Work to do — Bring together all lines of the material below that contain the string "الشهيد".

Provided data —
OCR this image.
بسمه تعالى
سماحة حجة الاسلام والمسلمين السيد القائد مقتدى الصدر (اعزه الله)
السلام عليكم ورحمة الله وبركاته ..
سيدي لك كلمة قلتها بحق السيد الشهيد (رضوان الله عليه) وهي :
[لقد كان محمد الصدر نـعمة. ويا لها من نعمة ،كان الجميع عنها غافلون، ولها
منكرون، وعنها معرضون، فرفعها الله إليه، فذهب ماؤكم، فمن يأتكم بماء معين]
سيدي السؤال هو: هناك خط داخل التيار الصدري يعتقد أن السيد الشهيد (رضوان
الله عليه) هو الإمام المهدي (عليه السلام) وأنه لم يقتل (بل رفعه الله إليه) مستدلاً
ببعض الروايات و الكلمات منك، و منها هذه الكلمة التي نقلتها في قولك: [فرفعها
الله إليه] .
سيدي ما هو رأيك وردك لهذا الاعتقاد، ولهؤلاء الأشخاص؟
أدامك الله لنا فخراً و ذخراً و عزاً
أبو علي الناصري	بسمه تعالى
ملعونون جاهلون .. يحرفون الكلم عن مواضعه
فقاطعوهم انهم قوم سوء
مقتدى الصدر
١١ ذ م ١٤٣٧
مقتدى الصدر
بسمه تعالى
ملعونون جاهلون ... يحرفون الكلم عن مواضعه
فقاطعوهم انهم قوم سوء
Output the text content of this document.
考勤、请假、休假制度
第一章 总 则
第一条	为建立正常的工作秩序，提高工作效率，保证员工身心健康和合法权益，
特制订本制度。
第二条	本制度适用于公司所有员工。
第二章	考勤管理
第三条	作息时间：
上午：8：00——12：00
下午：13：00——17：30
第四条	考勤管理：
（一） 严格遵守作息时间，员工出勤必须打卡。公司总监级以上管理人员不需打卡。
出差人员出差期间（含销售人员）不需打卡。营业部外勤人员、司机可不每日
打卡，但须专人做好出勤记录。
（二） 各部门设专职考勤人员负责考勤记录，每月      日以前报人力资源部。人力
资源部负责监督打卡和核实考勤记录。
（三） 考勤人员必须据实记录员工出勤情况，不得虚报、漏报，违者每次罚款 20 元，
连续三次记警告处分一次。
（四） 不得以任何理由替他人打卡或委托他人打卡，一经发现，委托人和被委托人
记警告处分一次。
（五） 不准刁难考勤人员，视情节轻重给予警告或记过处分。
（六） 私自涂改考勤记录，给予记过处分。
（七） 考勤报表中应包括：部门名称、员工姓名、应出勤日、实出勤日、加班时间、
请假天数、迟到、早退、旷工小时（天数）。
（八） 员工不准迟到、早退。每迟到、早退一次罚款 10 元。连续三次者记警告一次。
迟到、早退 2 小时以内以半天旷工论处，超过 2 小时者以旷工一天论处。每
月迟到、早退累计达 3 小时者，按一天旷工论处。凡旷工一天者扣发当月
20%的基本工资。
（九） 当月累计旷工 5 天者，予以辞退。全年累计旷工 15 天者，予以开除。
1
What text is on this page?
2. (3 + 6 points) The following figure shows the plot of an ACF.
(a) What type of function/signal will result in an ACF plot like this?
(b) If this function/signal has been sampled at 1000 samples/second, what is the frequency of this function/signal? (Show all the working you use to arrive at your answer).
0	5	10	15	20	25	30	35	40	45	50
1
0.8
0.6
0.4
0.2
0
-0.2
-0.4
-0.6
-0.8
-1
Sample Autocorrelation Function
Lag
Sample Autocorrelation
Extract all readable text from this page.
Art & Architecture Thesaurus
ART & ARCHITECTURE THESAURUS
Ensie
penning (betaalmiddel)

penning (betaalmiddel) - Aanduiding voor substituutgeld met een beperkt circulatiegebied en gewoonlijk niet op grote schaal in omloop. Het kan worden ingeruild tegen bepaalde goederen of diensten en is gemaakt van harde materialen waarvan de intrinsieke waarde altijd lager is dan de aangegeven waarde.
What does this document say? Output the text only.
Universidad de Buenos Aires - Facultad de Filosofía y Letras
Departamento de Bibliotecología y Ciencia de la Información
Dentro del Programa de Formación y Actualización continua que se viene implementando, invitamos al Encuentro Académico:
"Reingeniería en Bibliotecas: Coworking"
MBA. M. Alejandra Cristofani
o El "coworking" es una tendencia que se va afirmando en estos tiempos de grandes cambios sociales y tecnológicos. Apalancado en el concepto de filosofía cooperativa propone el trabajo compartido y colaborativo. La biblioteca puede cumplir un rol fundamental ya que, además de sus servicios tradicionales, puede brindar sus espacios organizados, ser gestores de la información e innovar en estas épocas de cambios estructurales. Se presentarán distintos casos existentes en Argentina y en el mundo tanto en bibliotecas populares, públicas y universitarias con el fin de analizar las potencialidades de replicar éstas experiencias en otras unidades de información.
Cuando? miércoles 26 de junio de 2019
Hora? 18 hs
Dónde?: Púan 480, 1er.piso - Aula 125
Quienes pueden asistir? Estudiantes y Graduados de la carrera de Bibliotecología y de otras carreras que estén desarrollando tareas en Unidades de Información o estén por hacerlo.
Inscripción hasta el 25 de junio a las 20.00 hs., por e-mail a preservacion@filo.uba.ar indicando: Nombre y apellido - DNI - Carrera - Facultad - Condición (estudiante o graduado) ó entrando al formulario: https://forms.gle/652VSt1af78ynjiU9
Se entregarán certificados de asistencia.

Final result —
سيدي لك كلمة قلتها بحق السيد الشهيد (رضوان الله عليه) وهي :
سيدي السؤال هو: هناك خط داخل التيار الصدري يعتقد أن السيد الشهيد (رضوان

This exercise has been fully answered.